- [TASK PROMPT]
Lift every line from the entries that includes the word "text".

[Excerpts from a figure dataset]
-- start --

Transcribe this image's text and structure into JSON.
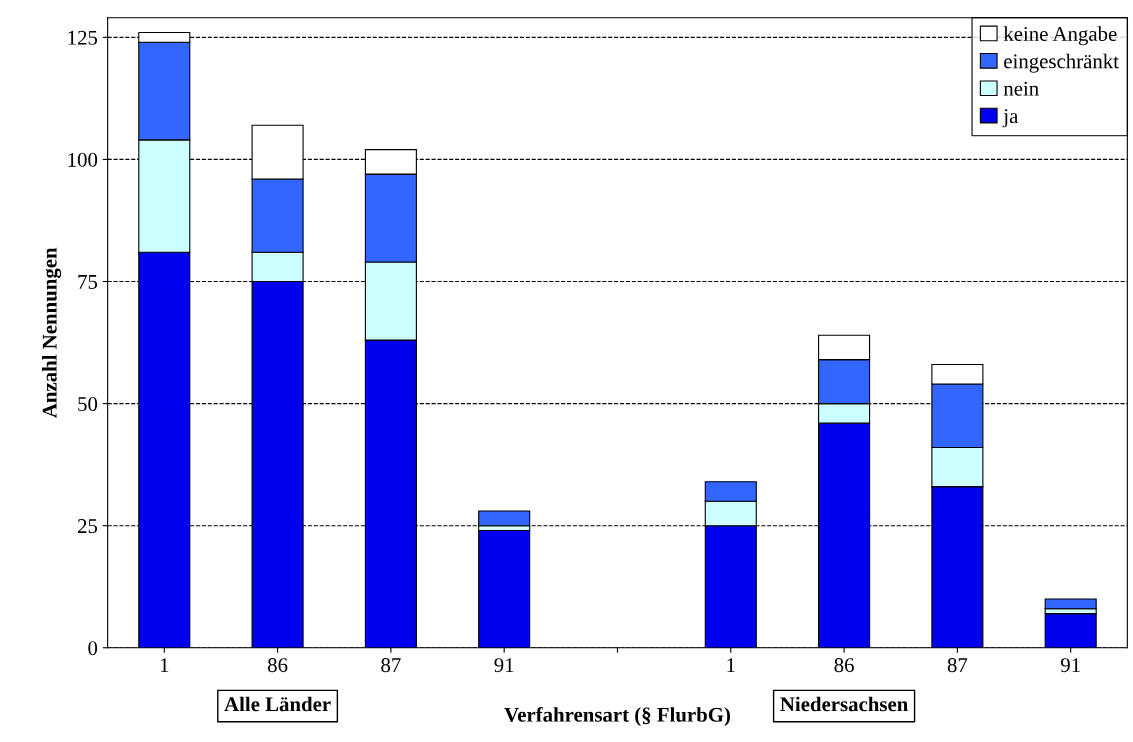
{
  "chart_data": {
    "type": "bar",
    "stacked": true,
    "xlabel": "Verfahrensart (§ FlurbG)",
    "ylabel": "Anzahl Nennungen",
    "categories": [
      "1",
      "86",
      "87",
      "91",
      null,
      "1",
      "86",
      "87",
      "91"
    ],
    "series": [
      {
        "name": "ja",
        "color": "#0000ee",
        "values": [
          81,
          75,
          63,
          24,
          null,
          25,
          46,
          33,
          7
        ]
      },
      {
        "name": "nein",
        "color": "#ccffff",
        "values": [
          23,
          6,
          16,
          1,
          null,
          5,
          4,
          8,
          1
        ]
      },
      {
        "name": "eingeschränkt",
        "color": "#3366ff",
        "values": [
          20,
          15,
          18,
          3,
          null,
          4,
          9,
          13,
          2
        ]
      },
      {
        "name": "keine Angabe",
        "color": "#ffffff",
        "values": [
          2,
          11,
          5,
          0,
          null,
          0,
          5,
          4,
          0
        ]
      }
    ],
    "ylim": [
      0,
      129
    ],
    "yticks": [
      0,
      25,
      50,
      75,
      100,
      125
    ],
    "grid": "y",
    "line_style": "dashed",
    "legend": "top right",
    "annotations": [
      "Alle Länder",
      "Niedersachsen"
    ]
  }
}
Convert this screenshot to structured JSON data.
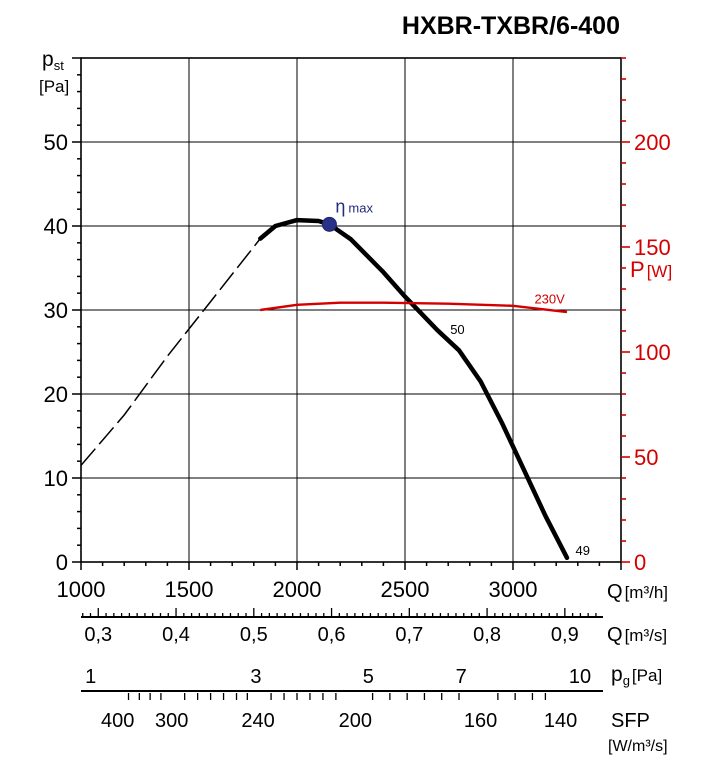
{
  "chart_data": {
    "type": "line",
    "title": "HXBR-TXBR/6-400",
    "y_left": {
      "label_main": "p",
      "label_sub": "st",
      "unit": "[Pa]",
      "range": [
        0,
        60
      ],
      "ticks": [
        0,
        10,
        20,
        30,
        40,
        50
      ]
    },
    "y_right": {
      "label_main": "P",
      "unit": "[W]",
      "range": [
        0,
        240
      ],
      "ticks": [
        0,
        50,
        100,
        150,
        200
      ],
      "color": "#d40000"
    },
    "x_axes": [
      {
        "label_main": "Q",
        "unit": "[m³/h]",
        "range": [
          1000,
          3500
        ],
        "ticks": [
          1000,
          1500,
          2000,
          2500,
          3000
        ]
      },
      {
        "label_main": "Q",
        "unit": "[m³/s]",
        "ticks": [
          "0,3",
          "0,4",
          "0,5",
          "0,6",
          "0,7",
          "0,8",
          "0,9"
        ]
      },
      {
        "label_main": "p",
        "label_sub": "g",
        "unit": "[Pa]",
        "ticks": [
          "1",
          "3",
          "5",
          "7",
          "10"
        ]
      },
      {
        "label_main": "SFP",
        "unit": "[W/m³/s]",
        "ticks": [
          "400",
          "300",
          "240",
          "200",
          "160",
          "140"
        ]
      }
    ],
    "grid": true,
    "series": [
      {
        "axis": "left",
        "color": "#000000",
        "points": [
          [
            1830,
            38.5
          ],
          [
            1900,
            40.0
          ],
          [
            2000,
            40.7
          ],
          [
            2100,
            40.6
          ],
          [
            2150,
            40.2
          ],
          [
            2250,
            38.4
          ],
          [
            2400,
            34.5
          ],
          [
            2500,
            31.6
          ],
          [
            2650,
            27.6
          ],
          [
            2750,
            25.2
          ],
          [
            2850,
            21.5
          ],
          [
            2950,
            16.5
          ],
          [
            3050,
            11.0
          ],
          [
            3150,
            5.5
          ],
          [
            3250,
            0.5
          ]
        ],
        "dashed_lead_in": [
          [
            1000,
            11.5
          ],
          [
            1200,
            17.5
          ],
          [
            1400,
            24.5
          ],
          [
            1600,
            31.0
          ],
          [
            1830,
            38.5
          ]
        ]
      },
      {
        "axis": "right",
        "name": "230V",
        "color": "#d40000",
        "points": [
          [
            1830,
            120
          ],
          [
            2000,
            122.5
          ],
          [
            2200,
            123.5
          ],
          [
            2400,
            123.5
          ],
          [
            2700,
            123
          ],
          [
            3000,
            122
          ],
          [
            3250,
            119
          ]
        ]
      }
    ],
    "annotations": [
      {
        "text": "η",
        "sub": "max",
        "x": 2150,
        "y": 40.2,
        "color": "#232b7c"
      },
      {
        "text": "50",
        "x": 2700,
        "y": 27.6
      },
      {
        "text": "49",
        "x": 3280,
        "y": 1.3
      },
      {
        "text": "230V",
        "x": 3090,
        "y": 125,
        "axis": "right",
        "color": "#d40000"
      }
    ]
  }
}
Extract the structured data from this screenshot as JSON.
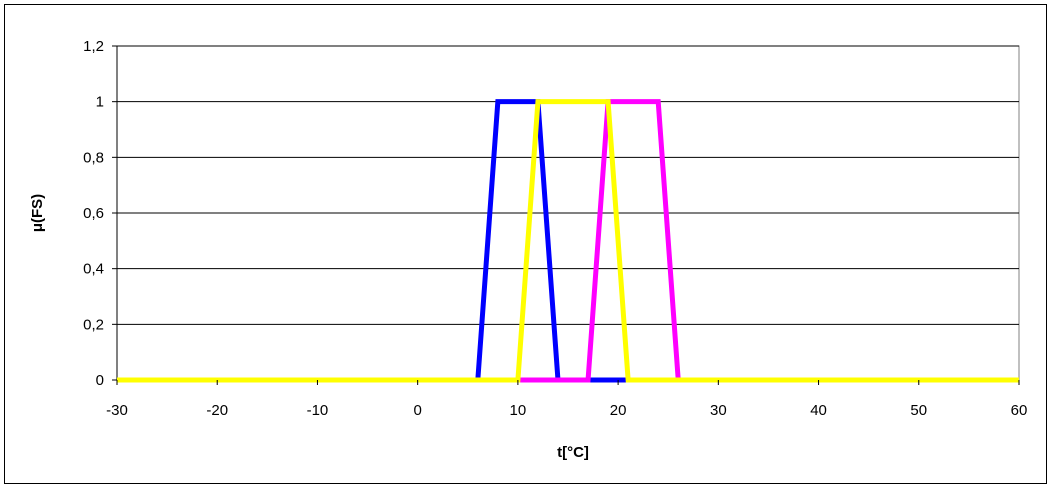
{
  "chart_data": {
    "type": "line",
    "xlabel": "t[°C]",
    "ylabel": "μ(FS)",
    "xlim": [
      -30,
      60
    ],
    "ylim": [
      0,
      1.2
    ],
    "xticks": [
      "-30",
      "-20",
      "-10",
      "0",
      "10",
      "20",
      "30",
      "40",
      "50",
      "60"
    ],
    "yticks": [
      "0",
      "0,2",
      "0,4",
      "0,6",
      "0,8",
      "1",
      "1,2"
    ],
    "grid": "horizontal",
    "legend": "none",
    "series": [
      {
        "color": "#0000FF",
        "x": [
          -30,
          6,
          8,
          12,
          14,
          60
        ],
        "y": [
          0,
          0,
          1,
          1,
          0,
          0
        ]
      },
      {
        "color": "#FF00FF",
        "x": [
          -30,
          17,
          19,
          24,
          26,
          60
        ],
        "y": [
          0,
          0,
          1,
          1,
          0,
          0
        ]
      },
      {
        "color": "#FFFF00",
        "x": [
          -30,
          10,
          12,
          19,
          21,
          60
        ],
        "y": [
          0,
          0,
          1,
          1,
          0,
          0
        ]
      }
    ]
  },
  "colors": {
    "grid": "#000000",
    "axis": "#808080",
    "background": "#ffffff"
  }
}
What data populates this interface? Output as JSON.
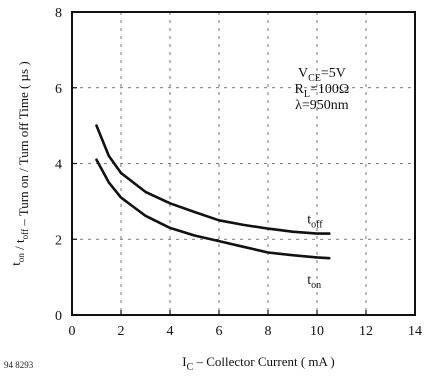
{
  "figure_id": "94 8293",
  "chart_data": {
    "type": "line",
    "xlabel": "I_C – Collector Current ( mA )",
    "ylabel": "t_on / t_off – Turn on / Turn off Time ( µs )",
    "xlim": [
      0,
      14
    ],
    "ylim": [
      0,
      8
    ],
    "xticks": [
      0,
      2,
      4,
      6,
      8,
      10,
      12,
      14
    ],
    "yticks": [
      0,
      2,
      4,
      6,
      8
    ],
    "grid": true,
    "grid_style": "dotted",
    "conditions": {
      "vce": "V_CE=5V",
      "rl": "R_L=100Ω",
      "lambda": "λ=950nm"
    },
    "series": [
      {
        "name": "t_off",
        "color": "#111111",
        "x": [
          1.0,
          1.5,
          2.0,
          3.0,
          4.0,
          5.0,
          6.0,
          7.0,
          8.0,
          9.0,
          10.0,
          10.5
        ],
        "y": [
          5.0,
          4.2,
          3.75,
          3.25,
          2.95,
          2.72,
          2.5,
          2.38,
          2.28,
          2.2,
          2.15,
          2.15
        ]
      },
      {
        "name": "t_on",
        "color": "#111111",
        "x": [
          1.0,
          1.5,
          2.0,
          3.0,
          4.0,
          5.0,
          6.0,
          7.0,
          8.0,
          9.0,
          10.0,
          10.5
        ],
        "y": [
          4.1,
          3.5,
          3.1,
          2.62,
          2.3,
          2.1,
          1.95,
          1.8,
          1.65,
          1.58,
          1.52,
          1.5
        ]
      }
    ]
  }
}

-- end --

- [EXERCISE OUTPUT]
Transcribe this image's text and structure into JSON.
        "text": "η",
        "text": "50",
        "text": "49",
        "text": "230V",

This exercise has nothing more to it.